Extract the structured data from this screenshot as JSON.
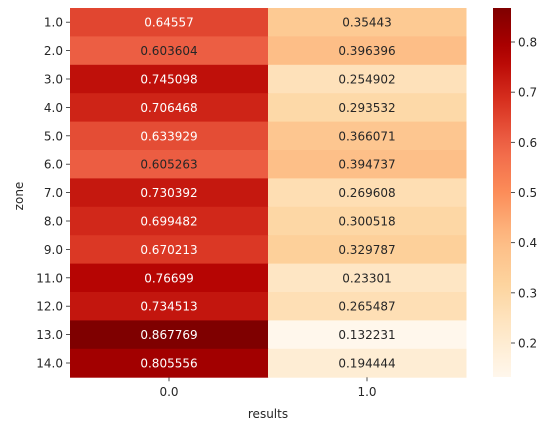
{
  "chart_data": {
    "type": "heatmap",
    "title": "",
    "xlabel": "results",
    "ylabel": "zone",
    "x_categories": [
      "0.0",
      "1.0"
    ],
    "y_categories": [
      "1.0",
      "2.0",
      "3.0",
      "4.0",
      "5.0",
      "6.0",
      "7.0",
      "8.0",
      "9.0",
      "11.0",
      "12.0",
      "13.0",
      "14.0"
    ],
    "values": [
      [
        0.64557,
        0.35443
      ],
      [
        0.603604,
        0.396396
      ],
      [
        0.745098,
        0.254902
      ],
      [
        0.706468,
        0.293532
      ],
      [
        0.633929,
        0.366071
      ],
      [
        0.605263,
        0.394737
      ],
      [
        0.730392,
        0.269608
      ],
      [
        0.699482,
        0.300518
      ],
      [
        0.670213,
        0.329787
      ],
      [
        0.76699,
        0.23301
      ],
      [
        0.734513,
        0.265487
      ],
      [
        0.867769,
        0.132231
      ],
      [
        0.805556,
        0.194444
      ]
    ],
    "value_labels": [
      [
        "0.64557",
        "0.35443"
      ],
      [
        "0.603604",
        "0.396396"
      ],
      [
        "0.745098",
        "0.254902"
      ],
      [
        "0.706468",
        "0.293532"
      ],
      [
        "0.633929",
        "0.366071"
      ],
      [
        "0.605263",
        "0.394737"
      ],
      [
        "0.730392",
        "0.269608"
      ],
      [
        "0.699482",
        "0.300518"
      ],
      [
        "0.670213",
        "0.329787"
      ],
      [
        "0.76699",
        "0.23301"
      ],
      [
        "0.734513",
        "0.265487"
      ],
      [
        "0.867769",
        "0.132231"
      ],
      [
        "0.805556",
        "0.194444"
      ]
    ],
    "colormap": "OrRd",
    "colorbar": {
      "vmin": 0.132231,
      "vmax": 0.867769,
      "ticks": [
        0.2,
        0.3,
        0.4,
        0.5,
        0.6,
        0.7,
        0.8
      ],
      "tick_labels": [
        "0.2",
        "0.3",
        "0.4",
        "0.5",
        "0.6",
        "0.7",
        "0.8"
      ]
    },
    "grid": false
  }
}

+++

TASK BRIEF :: All the records need to be repeated exactly, with the images dropped.

SOLUTION ::
Extract the structured data from this screenshot as JSON.
{
  "chart_data": {
    "type": "heatmap",
    "title": "",
    "xlabel": "results",
    "ylabel": "zone",
    "x_categories": [
      "0.0",
      "1.0"
    ],
    "y_categories": [
      "1.0",
      "2.0",
      "3.0",
      "4.0",
      "5.0",
      "6.0",
      "7.0",
      "8.0",
      "9.0",
      "11.0",
      "12.0",
      "13.0",
      "14.0"
    ],
    "values": [
      [
        0.64557,
        0.35443
      ],
      [
        0.603604,
        0.396396
      ],
      [
        0.745098,
        0.254902
      ],
      [
        0.706468,
        0.293532
      ],
      [
        0.633929,
        0.366071
      ],
      [
        0.605263,
        0.394737
      ],
      [
        0.730392,
        0.269608
      ],
      [
        0.699482,
        0.300518
      ],
      [
        0.670213,
        0.329787
      ],
      [
        0.76699,
        0.23301
      ],
      [
        0.734513,
        0.265487
      ],
      [
        0.867769,
        0.132231
      ],
      [
        0.805556,
        0.194444
      ]
    ],
    "value_labels": [
      [
        "0.64557",
        "0.35443"
      ],
      [
        "0.603604",
        "0.396396"
      ],
      [
        "0.745098",
        "0.254902"
      ],
      [
        "0.706468",
        "0.293532"
      ],
      [
        "0.633929",
        "0.366071"
      ],
      [
        "0.605263",
        "0.394737"
      ],
      [
        "0.730392",
        "0.269608"
      ],
      [
        "0.699482",
        "0.300518"
      ],
      [
        "0.670213",
        "0.329787"
      ],
      [
        "0.76699",
        "0.23301"
      ],
      [
        "0.734513",
        "0.265487"
      ],
      [
        "0.867769",
        "0.132231"
      ],
      [
        "0.805556",
        "0.194444"
      ]
    ],
    "colormap": "OrRd",
    "colorbar": {
      "vmin": 0.132231,
      "vmax": 0.867769,
      "ticks": [
        0.2,
        0.3,
        0.4,
        0.5,
        0.6,
        0.7,
        0.8
      ],
      "tick_labels": [
        "0.2",
        "0.3",
        "0.4",
        "0.5",
        "0.6",
        "0.7",
        "0.8"
      ]
    },
    "grid": false
  }
}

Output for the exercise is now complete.